- [What to do]: From the records below, copy every line that contains the word "Inhibition".

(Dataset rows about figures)

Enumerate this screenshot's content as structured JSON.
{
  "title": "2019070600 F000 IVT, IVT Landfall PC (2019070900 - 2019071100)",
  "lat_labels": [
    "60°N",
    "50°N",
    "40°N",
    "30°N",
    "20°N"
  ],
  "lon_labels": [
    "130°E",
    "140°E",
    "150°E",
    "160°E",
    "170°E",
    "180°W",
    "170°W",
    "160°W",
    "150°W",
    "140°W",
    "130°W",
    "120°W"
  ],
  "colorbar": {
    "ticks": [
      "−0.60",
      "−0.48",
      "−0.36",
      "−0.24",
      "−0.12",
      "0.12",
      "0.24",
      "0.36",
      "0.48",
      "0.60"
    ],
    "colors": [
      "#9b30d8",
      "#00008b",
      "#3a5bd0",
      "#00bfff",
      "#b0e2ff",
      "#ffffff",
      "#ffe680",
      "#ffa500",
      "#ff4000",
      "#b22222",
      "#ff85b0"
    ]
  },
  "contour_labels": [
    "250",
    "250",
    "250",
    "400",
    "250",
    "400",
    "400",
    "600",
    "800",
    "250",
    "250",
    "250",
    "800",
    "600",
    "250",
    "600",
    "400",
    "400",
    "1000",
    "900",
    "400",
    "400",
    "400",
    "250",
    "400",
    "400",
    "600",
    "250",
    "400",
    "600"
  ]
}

---

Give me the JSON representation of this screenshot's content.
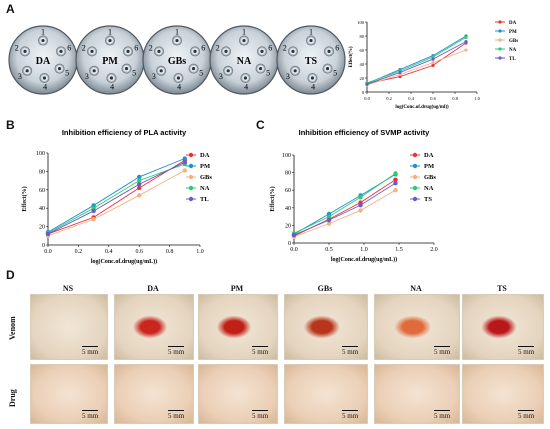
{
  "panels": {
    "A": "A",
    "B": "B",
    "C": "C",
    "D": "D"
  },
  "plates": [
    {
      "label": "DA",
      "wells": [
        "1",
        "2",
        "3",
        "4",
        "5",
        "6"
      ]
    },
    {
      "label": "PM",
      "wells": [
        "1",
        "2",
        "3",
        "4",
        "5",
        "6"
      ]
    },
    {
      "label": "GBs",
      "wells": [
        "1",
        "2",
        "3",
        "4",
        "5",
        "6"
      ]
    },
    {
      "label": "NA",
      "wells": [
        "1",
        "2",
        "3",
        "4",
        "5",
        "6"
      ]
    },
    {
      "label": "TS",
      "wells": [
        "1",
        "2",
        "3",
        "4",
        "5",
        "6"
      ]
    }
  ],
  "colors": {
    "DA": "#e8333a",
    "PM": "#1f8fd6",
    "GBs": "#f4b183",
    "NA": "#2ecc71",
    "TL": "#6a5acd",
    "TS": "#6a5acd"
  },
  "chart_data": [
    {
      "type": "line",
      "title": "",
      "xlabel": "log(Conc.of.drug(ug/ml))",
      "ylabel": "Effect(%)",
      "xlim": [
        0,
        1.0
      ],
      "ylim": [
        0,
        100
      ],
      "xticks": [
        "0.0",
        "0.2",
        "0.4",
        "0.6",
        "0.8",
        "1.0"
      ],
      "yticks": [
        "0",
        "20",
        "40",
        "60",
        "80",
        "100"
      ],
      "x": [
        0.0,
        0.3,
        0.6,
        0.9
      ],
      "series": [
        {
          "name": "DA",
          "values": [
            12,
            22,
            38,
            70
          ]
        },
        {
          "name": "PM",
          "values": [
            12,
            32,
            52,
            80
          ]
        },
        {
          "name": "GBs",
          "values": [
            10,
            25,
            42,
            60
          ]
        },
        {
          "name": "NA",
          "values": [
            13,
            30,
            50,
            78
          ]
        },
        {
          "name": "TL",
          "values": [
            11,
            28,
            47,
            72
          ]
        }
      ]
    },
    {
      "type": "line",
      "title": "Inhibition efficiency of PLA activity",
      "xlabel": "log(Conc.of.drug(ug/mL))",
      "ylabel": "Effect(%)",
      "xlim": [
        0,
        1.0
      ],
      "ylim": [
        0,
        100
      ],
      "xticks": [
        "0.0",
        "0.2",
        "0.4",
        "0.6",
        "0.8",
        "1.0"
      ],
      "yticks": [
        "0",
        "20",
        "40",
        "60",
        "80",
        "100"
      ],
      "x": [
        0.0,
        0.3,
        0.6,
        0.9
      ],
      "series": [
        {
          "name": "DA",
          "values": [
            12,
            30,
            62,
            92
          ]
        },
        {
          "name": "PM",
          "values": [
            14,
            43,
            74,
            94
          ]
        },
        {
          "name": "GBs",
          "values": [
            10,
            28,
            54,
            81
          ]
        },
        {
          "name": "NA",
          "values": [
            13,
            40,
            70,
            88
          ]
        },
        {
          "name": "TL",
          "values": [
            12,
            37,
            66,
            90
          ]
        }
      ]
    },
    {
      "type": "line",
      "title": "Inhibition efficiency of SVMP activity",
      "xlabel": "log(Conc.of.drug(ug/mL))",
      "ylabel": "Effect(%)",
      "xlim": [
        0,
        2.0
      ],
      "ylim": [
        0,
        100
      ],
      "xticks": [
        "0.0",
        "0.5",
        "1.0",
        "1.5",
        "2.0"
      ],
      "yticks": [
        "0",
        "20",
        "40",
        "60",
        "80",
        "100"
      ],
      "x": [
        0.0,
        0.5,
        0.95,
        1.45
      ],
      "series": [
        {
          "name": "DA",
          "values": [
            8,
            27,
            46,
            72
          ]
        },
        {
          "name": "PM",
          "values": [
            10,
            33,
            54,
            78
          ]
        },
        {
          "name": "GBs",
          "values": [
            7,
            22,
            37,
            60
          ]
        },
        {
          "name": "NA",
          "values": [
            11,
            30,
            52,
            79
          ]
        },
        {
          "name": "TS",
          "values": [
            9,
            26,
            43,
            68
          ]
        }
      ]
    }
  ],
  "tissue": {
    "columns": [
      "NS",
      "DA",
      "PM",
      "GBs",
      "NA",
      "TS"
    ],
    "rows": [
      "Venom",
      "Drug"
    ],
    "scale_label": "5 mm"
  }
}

- [Complete response]:
      "title": "Inhibition efficiency of PLA activity",
      "title": "Inhibition efficiency of SVMP activity",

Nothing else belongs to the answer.